#### RECORDS SUPPLIED:
# # # #

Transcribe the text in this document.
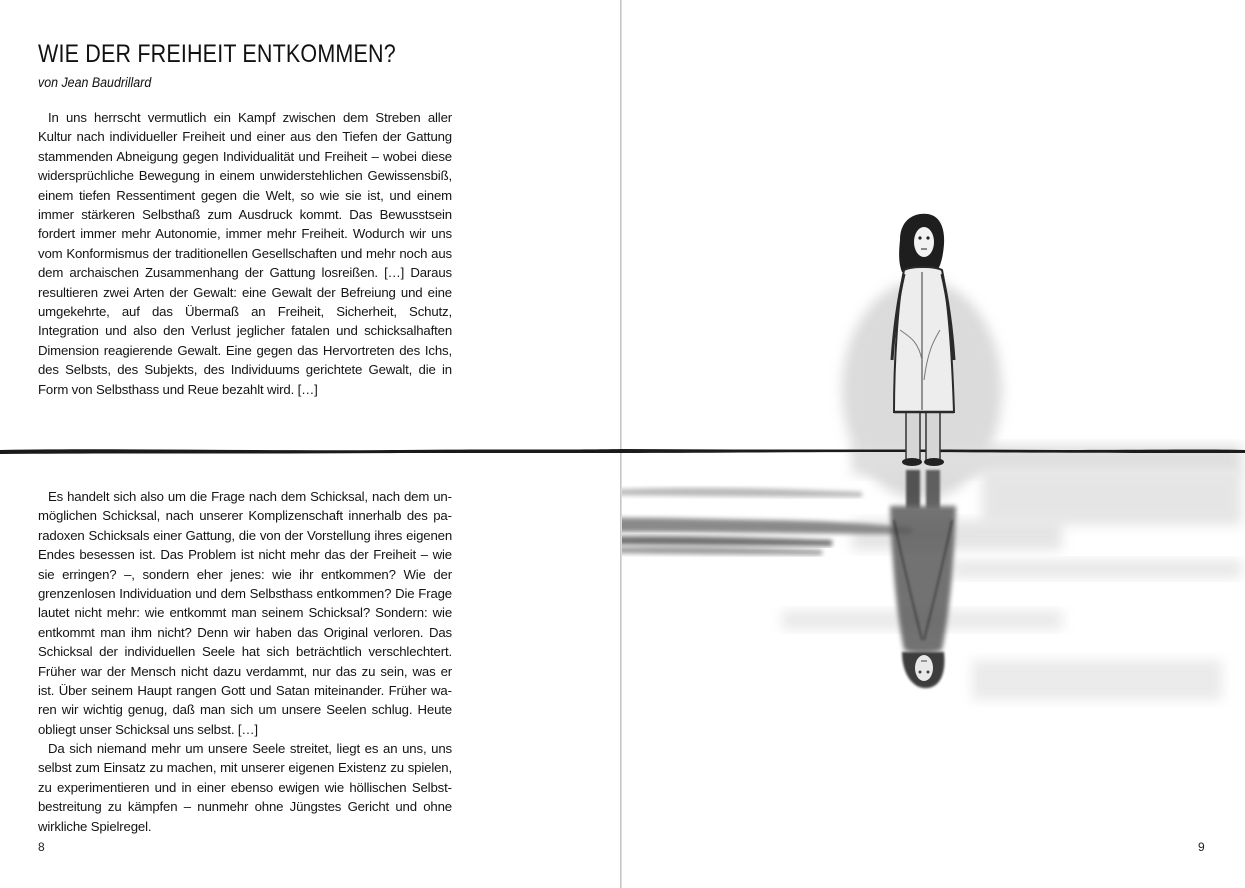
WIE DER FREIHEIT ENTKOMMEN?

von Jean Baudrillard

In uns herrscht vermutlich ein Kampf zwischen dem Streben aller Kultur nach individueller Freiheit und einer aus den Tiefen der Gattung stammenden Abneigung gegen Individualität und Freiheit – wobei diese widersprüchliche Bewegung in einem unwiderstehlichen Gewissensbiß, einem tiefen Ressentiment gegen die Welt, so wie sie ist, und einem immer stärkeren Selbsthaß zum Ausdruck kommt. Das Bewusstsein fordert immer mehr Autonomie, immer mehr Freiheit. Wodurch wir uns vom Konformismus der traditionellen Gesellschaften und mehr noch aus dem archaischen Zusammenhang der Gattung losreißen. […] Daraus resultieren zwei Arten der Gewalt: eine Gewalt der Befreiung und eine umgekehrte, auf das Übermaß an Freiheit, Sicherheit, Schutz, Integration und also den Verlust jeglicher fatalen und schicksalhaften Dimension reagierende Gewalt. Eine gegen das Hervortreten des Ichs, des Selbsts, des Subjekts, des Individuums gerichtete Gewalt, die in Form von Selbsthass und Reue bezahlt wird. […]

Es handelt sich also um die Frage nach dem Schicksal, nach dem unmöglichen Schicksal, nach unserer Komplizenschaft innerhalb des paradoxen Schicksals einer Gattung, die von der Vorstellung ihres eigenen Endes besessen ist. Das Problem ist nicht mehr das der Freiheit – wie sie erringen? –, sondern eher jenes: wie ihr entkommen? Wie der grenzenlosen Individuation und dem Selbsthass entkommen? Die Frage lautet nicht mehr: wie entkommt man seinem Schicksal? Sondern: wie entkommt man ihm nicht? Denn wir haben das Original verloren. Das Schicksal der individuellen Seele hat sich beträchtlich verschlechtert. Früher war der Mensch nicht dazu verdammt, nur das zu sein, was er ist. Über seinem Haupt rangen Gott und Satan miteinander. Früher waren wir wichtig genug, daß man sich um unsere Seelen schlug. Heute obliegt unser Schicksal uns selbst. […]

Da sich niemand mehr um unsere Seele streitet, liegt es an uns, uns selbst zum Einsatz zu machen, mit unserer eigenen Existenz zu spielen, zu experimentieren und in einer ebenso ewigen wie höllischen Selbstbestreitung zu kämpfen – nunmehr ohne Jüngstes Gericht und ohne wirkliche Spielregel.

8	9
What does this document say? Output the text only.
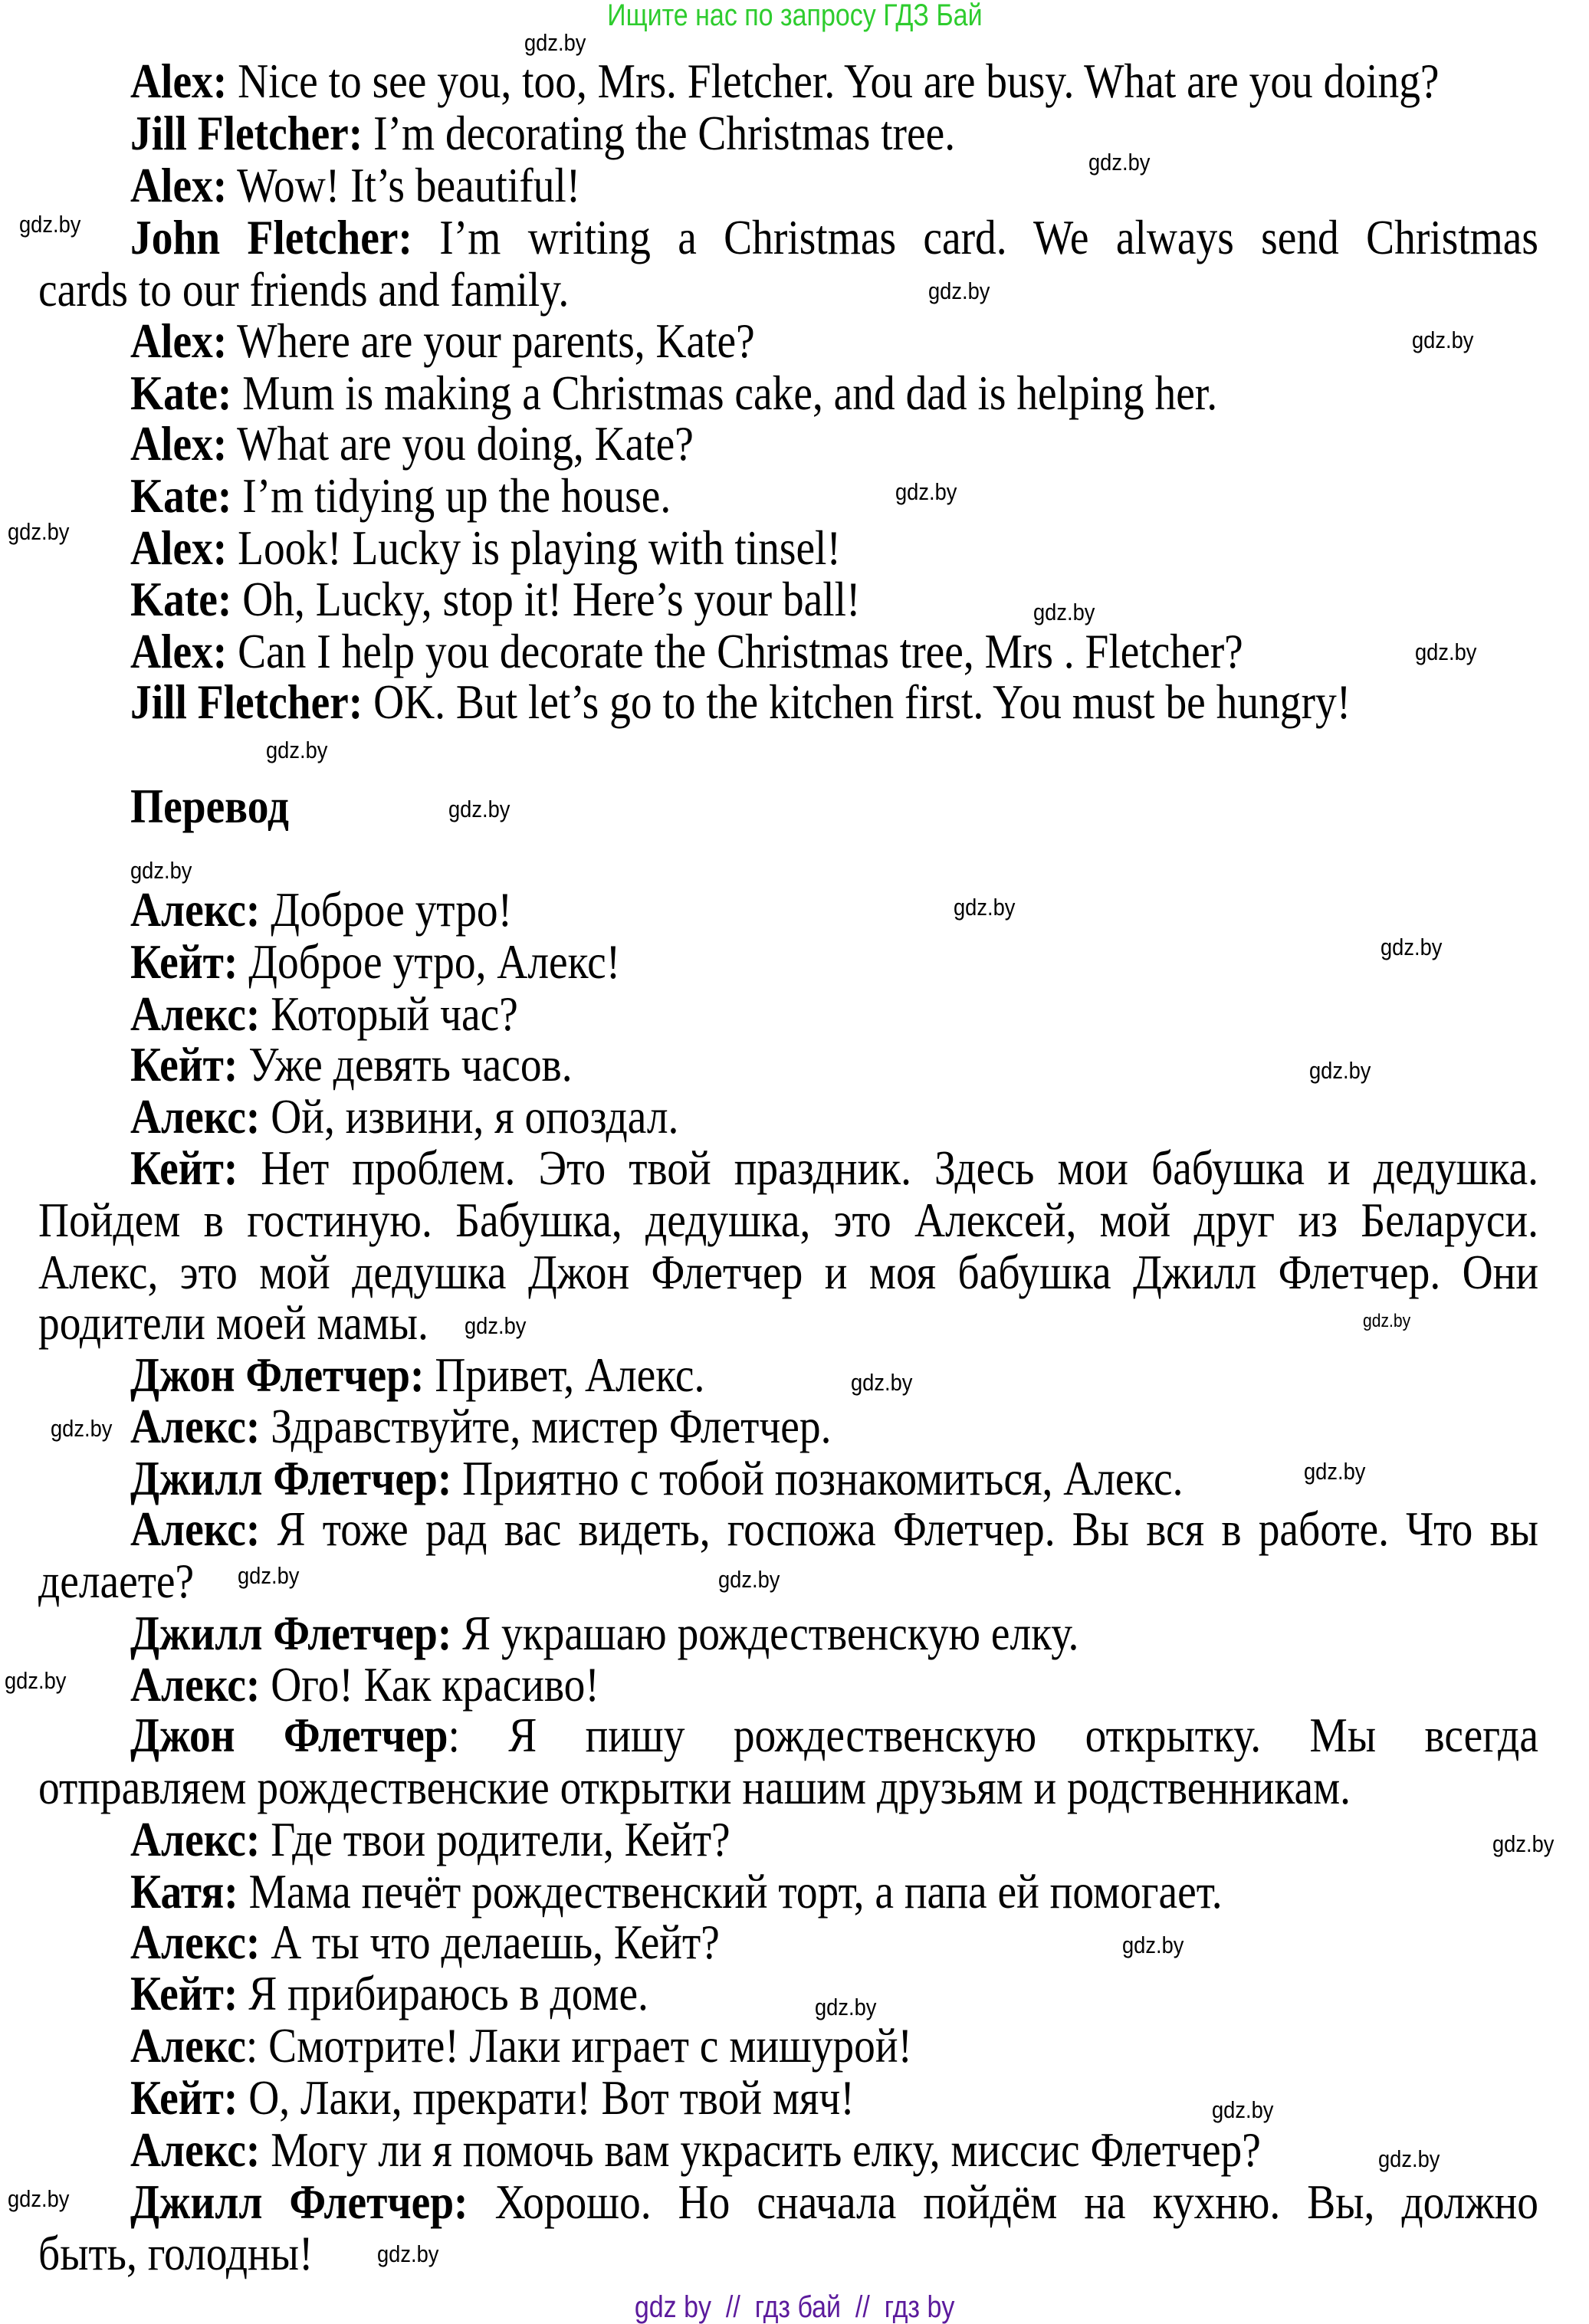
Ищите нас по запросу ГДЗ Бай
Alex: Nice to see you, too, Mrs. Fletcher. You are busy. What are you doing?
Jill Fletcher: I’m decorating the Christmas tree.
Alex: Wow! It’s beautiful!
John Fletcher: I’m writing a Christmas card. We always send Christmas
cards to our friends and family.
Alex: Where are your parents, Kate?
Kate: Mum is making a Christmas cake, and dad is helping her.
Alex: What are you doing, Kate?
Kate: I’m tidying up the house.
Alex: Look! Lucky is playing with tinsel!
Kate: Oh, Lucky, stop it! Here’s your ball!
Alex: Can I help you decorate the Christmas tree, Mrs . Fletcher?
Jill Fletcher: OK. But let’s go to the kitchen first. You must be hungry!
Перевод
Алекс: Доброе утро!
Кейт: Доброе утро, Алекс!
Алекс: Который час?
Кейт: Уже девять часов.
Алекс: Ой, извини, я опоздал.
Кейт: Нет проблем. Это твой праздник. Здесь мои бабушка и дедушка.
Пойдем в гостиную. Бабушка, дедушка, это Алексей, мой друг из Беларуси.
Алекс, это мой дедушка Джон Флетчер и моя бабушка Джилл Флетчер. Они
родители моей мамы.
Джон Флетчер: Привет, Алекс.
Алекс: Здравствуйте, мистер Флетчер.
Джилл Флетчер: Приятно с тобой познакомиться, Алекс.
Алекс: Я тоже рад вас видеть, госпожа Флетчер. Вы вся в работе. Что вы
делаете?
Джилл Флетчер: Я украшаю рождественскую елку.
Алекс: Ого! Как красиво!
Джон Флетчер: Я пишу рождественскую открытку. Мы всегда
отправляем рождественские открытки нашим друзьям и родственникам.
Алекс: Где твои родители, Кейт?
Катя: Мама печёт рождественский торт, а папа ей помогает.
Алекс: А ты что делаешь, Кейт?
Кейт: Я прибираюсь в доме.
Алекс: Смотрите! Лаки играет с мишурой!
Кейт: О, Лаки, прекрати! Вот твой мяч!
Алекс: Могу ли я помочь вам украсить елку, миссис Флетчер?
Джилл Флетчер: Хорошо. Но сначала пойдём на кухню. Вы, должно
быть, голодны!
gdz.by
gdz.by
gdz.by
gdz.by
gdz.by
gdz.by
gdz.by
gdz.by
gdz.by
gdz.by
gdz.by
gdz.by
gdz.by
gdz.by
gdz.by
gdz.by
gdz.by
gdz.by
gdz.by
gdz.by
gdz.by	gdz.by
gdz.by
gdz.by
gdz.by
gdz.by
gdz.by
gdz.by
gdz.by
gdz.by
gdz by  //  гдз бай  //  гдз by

# # # #

#### WHAT YOU WILL DO:
Omitting all images, print the listing exactly.

#### TASK RESPONSE:
Transcribe the text in this document.
WIE DER FREIHEIT ENTKOMMEN?

von Jean Baudrillard

In uns herrscht vermutlich ein Kampf zwischen dem Streben aller Kultur nach individueller Freiheit und einer aus den Tiefen der Gattung stammenden Abneigung gegen Individualität und Freiheit – wobei diese widersprüchliche Bewegung in einem unwiderstehlichen Gewissensbiß, einem tiefen Ressentiment gegen die Welt, so wie sie ist, und einem immer stärkeren Selbsthaß zum Ausdruck kommt. Das Bewusstsein fordert immer mehr Autonomie, immer mehr Freiheit. Wodurch wir uns vom Konformismus der traditionellen Gesellschaften und mehr noch aus dem archaischen Zusammenhang der Gattung losreißen. […] Daraus resultieren zwei Arten der Gewalt: eine Gewalt der Befreiung und eine umgekehrte, auf das Übermaß an Freiheit, Sicherheit, Schutz, Integration und also den Verlust jeglicher fatalen und schicksalhaften Dimension reagierende Gewalt. Eine gegen das Hervortreten des Ichs, des Selbsts, des Subjekts, des Individuums gerichtete Gewalt, die in Form von Selbsthass und Reue bezahlt wird. […]

Es handelt sich also um die Frage nach dem Schicksal, nach dem unmöglichen Schicksal, nach unserer Komplizenschaft innerhalb des paradoxen Schicksals einer Gattung, die von der Vorstellung ihres eigenen Endes besessen ist. Das Problem ist nicht mehr das der Freiheit – wie sie erringen? –, sondern eher jenes: wie ihr entkommen? Wie der grenzenlosen Individuation und dem Selbsthass entkommen? Die Frage lautet nicht mehr: wie entkommt man seinem Schicksal? Sondern: wie entkommt man ihm nicht? Denn wir haben das Original verloren. Das Schicksal der individuellen Seele hat sich beträchtlich verschlechtert. Früher war der Mensch nicht dazu verdammt, nur das zu sein, was er ist. Über seinem Haupt rangen Gott und Satan miteinander. Früher waren wir wichtig genug, daß man sich um unsere Seelen schlug. Heute obliegt unser Schicksal uns selbst. […]

Da sich niemand mehr um unsere Seele streitet, liegt es an uns, uns selbst zum Einsatz zu machen, mit unserer eigenen Existenz zu spielen, zu experimentieren und in einer ebenso ewigen wie höllischen Selbstbestreitung zu kämpfen – nunmehr ohne Jüngstes Gericht und ohne wirkliche Spielregel.

8	9
What does this document say? Output the text only.
Ищите нас по запросу ГДЗ Бай
Alex: Nice to see you, too, Mrs. Fletcher. You are busy. What are you doing?
Jill Fletcher: I’m decorating the Christmas tree.
Alex: Wow! It’s beautiful!
John Fletcher: I’m writing a Christmas card. We always send Christmas
cards to our friends and family.
Alex: Where are your parents, Kate?
Kate: Mum is making a Christmas cake, and dad is helping her.
Alex: What are you doing, Kate?
Kate: I’m tidying up the house.
Alex: Look! Lucky is playing with tinsel!
Kate: Oh, Lucky, stop it! Here’s your ball!
Alex: Can I help you decorate the Christmas tree, Mrs . Fletcher?
Jill Fletcher: OK. But let’s go to the kitchen first. You must be hungry!
Перевод
Алекс: Доброе утро!
Кейт: Доброе утро, Алекс!
Алекс: Который час?
Кейт: Уже девять часов.
Алекс: Ой, извини, я опоздал.
Кейт: Нет проблем. Это твой праздник. Здесь мои бабушка и дедушка.
Пойдем в гостиную. Бабушка, дедушка, это Алексей, мой друг из Беларуси.
Алекс, это мой дедушка Джон Флетчер и моя бабушка Джилл Флетчер. Они
родители моей мамы.
Джон Флетчер: Привет, Алекс.
Алекс: Здравствуйте, мистер Флетчер.
Джилл Флетчер: Приятно с тобой познакомиться, Алекс.
Алекс: Я тоже рад вас видеть, госпожа Флетчер. Вы вся в работе. Что вы
делаете?
Джилл Флетчер: Я украшаю рождественскую елку.
Алекс: Ого! Как красиво!
Джон Флетчер: Я пишу рождественскую открытку. Мы всегда
отправляем рождественские открытки нашим друзьям и родственникам.
Алекс: Где твои родители, Кейт?
Катя: Мама печёт рождественский торт, а папа ей помогает.
Алекс: А ты что делаешь, Кейт?
Кейт: Я прибираюсь в доме.
Алекс: Смотрите! Лаки играет с мишурой!
Кейт: О, Лаки, прекрати! Вот твой мяч!
Алекс: Могу ли я помочь вам украсить елку, миссис Флетчер?
Джилл Флетчер: Хорошо. Но сначала пойдём на кухню. Вы, должно
быть, голодны!
gdz.by
gdz.by
gdz.by
gdz.by
gdz.by
gdz.by
gdz.by
gdz.by
gdz.by
gdz.by
gdz.by
gdz.by
gdz.by
gdz.by
gdz.by
gdz.by
gdz.by
gdz.by
gdz.by
gdz.by
gdz.by	gdz.by
gdz.by
gdz.by
gdz.by
gdz.by
gdz.by
gdz.by
gdz.by
gdz.by
gdz by  //  гдз бай  //  гдз by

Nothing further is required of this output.